**The exercise**. Emit the entire listing verbatim.

**The records**.

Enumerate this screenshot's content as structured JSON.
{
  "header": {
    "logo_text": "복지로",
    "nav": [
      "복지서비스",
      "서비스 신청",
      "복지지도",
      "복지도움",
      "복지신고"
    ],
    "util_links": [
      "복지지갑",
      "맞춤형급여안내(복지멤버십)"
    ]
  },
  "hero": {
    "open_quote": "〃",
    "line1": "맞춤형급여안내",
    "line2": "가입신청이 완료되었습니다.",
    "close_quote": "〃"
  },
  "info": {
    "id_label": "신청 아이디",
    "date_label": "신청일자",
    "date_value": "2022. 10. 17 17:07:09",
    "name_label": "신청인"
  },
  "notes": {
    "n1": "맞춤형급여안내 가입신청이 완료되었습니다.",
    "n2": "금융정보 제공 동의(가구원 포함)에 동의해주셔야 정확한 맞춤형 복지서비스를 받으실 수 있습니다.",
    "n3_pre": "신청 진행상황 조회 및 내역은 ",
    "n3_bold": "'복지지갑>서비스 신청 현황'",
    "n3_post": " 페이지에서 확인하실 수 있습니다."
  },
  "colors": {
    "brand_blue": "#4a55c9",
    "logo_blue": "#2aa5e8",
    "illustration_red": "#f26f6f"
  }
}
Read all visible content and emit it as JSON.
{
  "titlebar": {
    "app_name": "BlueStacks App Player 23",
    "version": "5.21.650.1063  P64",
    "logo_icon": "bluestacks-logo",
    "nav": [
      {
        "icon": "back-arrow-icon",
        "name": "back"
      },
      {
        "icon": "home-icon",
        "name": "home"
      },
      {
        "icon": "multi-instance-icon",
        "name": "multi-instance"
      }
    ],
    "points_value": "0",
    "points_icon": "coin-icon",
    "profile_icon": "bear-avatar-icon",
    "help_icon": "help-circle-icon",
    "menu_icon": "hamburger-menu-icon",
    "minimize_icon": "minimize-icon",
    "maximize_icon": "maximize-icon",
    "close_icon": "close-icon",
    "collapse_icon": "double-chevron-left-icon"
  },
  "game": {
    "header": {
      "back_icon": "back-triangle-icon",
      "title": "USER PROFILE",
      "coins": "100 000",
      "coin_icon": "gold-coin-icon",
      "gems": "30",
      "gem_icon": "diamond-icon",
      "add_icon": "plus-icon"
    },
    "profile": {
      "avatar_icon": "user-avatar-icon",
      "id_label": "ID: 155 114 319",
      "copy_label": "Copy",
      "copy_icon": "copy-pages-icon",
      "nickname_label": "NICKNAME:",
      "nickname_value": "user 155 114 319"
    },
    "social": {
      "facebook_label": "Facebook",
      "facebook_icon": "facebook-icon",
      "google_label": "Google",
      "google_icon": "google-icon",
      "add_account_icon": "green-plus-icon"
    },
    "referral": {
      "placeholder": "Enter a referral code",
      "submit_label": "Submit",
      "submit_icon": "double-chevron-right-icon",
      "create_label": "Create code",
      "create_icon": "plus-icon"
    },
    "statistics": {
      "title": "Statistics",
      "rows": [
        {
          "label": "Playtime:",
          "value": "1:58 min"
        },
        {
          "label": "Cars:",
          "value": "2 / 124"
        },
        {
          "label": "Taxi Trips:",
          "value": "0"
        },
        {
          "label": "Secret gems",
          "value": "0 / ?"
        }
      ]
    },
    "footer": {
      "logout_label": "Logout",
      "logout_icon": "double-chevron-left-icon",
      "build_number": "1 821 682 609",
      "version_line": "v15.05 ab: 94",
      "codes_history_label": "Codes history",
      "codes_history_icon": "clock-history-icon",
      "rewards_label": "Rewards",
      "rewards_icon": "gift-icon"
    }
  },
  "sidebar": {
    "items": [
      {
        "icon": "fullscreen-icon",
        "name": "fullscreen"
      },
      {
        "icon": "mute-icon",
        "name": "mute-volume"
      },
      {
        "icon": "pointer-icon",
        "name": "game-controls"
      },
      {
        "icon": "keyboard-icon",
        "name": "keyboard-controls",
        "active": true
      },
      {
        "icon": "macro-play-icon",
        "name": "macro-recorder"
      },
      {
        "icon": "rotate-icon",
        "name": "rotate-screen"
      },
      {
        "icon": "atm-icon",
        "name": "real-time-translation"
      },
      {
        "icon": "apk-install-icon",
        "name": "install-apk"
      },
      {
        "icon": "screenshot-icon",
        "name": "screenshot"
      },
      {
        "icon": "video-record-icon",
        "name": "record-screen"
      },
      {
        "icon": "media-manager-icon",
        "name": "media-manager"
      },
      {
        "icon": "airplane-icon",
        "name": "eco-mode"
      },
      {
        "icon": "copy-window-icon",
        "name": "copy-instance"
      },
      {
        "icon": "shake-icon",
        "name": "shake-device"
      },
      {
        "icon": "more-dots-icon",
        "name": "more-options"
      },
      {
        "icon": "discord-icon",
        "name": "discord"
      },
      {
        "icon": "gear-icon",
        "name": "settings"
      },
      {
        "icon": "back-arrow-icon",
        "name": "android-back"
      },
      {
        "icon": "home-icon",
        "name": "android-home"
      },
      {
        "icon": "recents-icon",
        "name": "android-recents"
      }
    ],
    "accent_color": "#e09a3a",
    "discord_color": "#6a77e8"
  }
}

**Problem solution**.
Enumerate this screenshot's content as structured JSON.
{
  "header": {
    "logo_text": "복지로",
    "nav": [
      "복지서비스",
      "서비스 신청",
      "복지지도",
      "복지도움",
      "복지신고"
    ],
    "util_links": [
      "복지지갑",
      "맞춤형급여안내(복지멤버십)"
    ]
  },
  "hero": {
    "open_quote": "〃",
    "line1": "맞춤형급여안내",
    "line2": "가입신청이 완료되었습니다.",
    "close_quote": "〃"
  },
  "info": {
    "id_label": "신청 아이디",
    "date_label": "신청일자",
    "date_value": "2022. 10. 17 17:07:09",
    "name_label": "신청인"
  },
  "notes": {
    "n1": "맞춤형급여안내 가입신청이 완료되었습니다.",
    "n2": "금융정보 제공 동의(가구원 포함)에 동의해주셔야 정확한 맞춤형 복지서비스를 받으실 수 있습니다.",
    "n3_pre": "신청 진행상황 조회 및 내역은 ",
    "n3_bold": "'복지지갑>서비스 신청 현황'",
    "n3_post": " 페이지에서 확인하실 수 있습니다."
  },
  "colors": {
    "brand_blue": "#4a55c9",
    "logo_blue": "#2aa5e8",
    "illustration_red": "#f26f6f"
  }
}
Read all visible content and emit it as JSON.
{
  "titlebar": {
    "app_name": "BlueStacks App Player 23",
    "version": "5.21.650.1063  P64",
    "logo_icon": "bluestacks-logo",
    "nav": [
      {
        "icon": "back-arrow-icon",
        "name": "back"
      },
      {
        "icon": "home-icon",
        "name": "home"
      },
      {
        "icon": "multi-instance-icon",
        "name": "multi-instance"
      }
    ],
    "points_value": "0",
    "points_icon": "coin-icon",
    "profile_icon": "bear-avatar-icon",
    "help_icon": "help-circle-icon",
    "menu_icon": "hamburger-menu-icon",
    "minimize_icon": "minimize-icon",
    "maximize_icon": "maximize-icon",
    "close_icon": "close-icon",
    "collapse_icon": "double-chevron-left-icon"
  },
  "game": {
    "header": {
      "back_icon": "back-triangle-icon",
      "title": "USER PROFILE",
      "coins": "100 000",
      "coin_icon": "gold-coin-icon",
      "gems": "30",
      "gem_icon": "diamond-icon",
      "add_icon": "plus-icon"
    },
    "profile": {
      "avatar_icon": "user-avatar-icon",
      "id_label": "ID: 155 114 319",
      "copy_label": "Copy",
      "copy_icon": "copy-pages-icon",
      "nickname_label": "NICKNAME:",
      "nickname_value": "user 155 114 319"
    },
    "social": {
      "facebook_label": "Facebook",
      "facebook_icon": "facebook-icon",
      "google_label": "Google",
      "google_icon": "google-icon",
      "add_account_icon": "green-plus-icon"
    },
    "referral": {
      "placeholder": "Enter a referral code",
      "submit_label": "Submit",
      "submit_icon": "double-chevron-right-icon",
      "create_label": "Create code",
      "create_icon": "plus-icon"
    },
    "statistics": {
      "title": "Statistics",
      "rows": [
        {
          "label": "Playtime:",
          "value": "1:58 min"
        },
        {
          "label": "Cars:",
          "value": "2 / 124"
        },
        {
          "label": "Taxi Trips:",
          "value": "0"
        },
        {
          "label": "Secret gems",
          "value": "0 / ?"
        }
      ]
    },
    "footer": {
      "logout_label": "Logout",
      "logout_icon": "double-chevron-left-icon",
      "build_number": "1 821 682 609",
      "version_line": "v15.05 ab: 94",
      "codes_history_label": "Codes history",
      "codes_history_icon": "clock-history-icon",
      "rewards_label": "Rewards",
      "rewards_icon": "gift-icon"
    }
  },
  "sidebar": {
    "items": [
      {
        "icon": "fullscreen-icon",
        "name": "fullscreen"
      },
      {
        "icon": "mute-icon",
        "name": "mute-volume"
      },
      {
        "icon": "pointer-icon",
        "name": "game-controls"
      },
      {
        "icon": "keyboard-icon",
        "name": "keyboard-controls",
        "active": true
      },
      {
        "icon": "macro-play-icon",
        "name": "macro-recorder"
      },
      {
        "icon": "rotate-icon",
        "name": "rotate-screen"
      },
      {
        "icon": "atm-icon",
        "name": "real-time-translation"
      },
      {
        "icon": "apk-install-icon",
        "name": "install-apk"
      },
      {
        "icon": "screenshot-icon",
        "name": "screenshot"
      },
      {
        "icon": "video-record-icon",
        "name": "record-screen"
      },
      {
        "icon": "media-manager-icon",
        "name": "media-manager"
      },
      {
        "icon": "airplane-icon",
        "name": "eco-mode"
      },
      {
        "icon": "copy-window-icon",
        "name": "copy-instance"
      },
      {
        "icon": "shake-icon",
        "name": "shake-device"
      },
      {
        "icon": "more-dots-icon",
        "name": "more-options"
      },
      {
        "icon": "discord-icon",
        "name": "discord"
      },
      {
        "icon": "gear-icon",
        "name": "settings"
      },
      {
        "icon": "back-arrow-icon",
        "name": "android-back"
      },
      {
        "icon": "home-icon",
        "name": "android-home"
      },
      {
        "icon": "recents-icon",
        "name": "android-recents"
      }
    ],
    "accent_color": "#e09a3a",
    "discord_color": "#6a77e8"
  }
}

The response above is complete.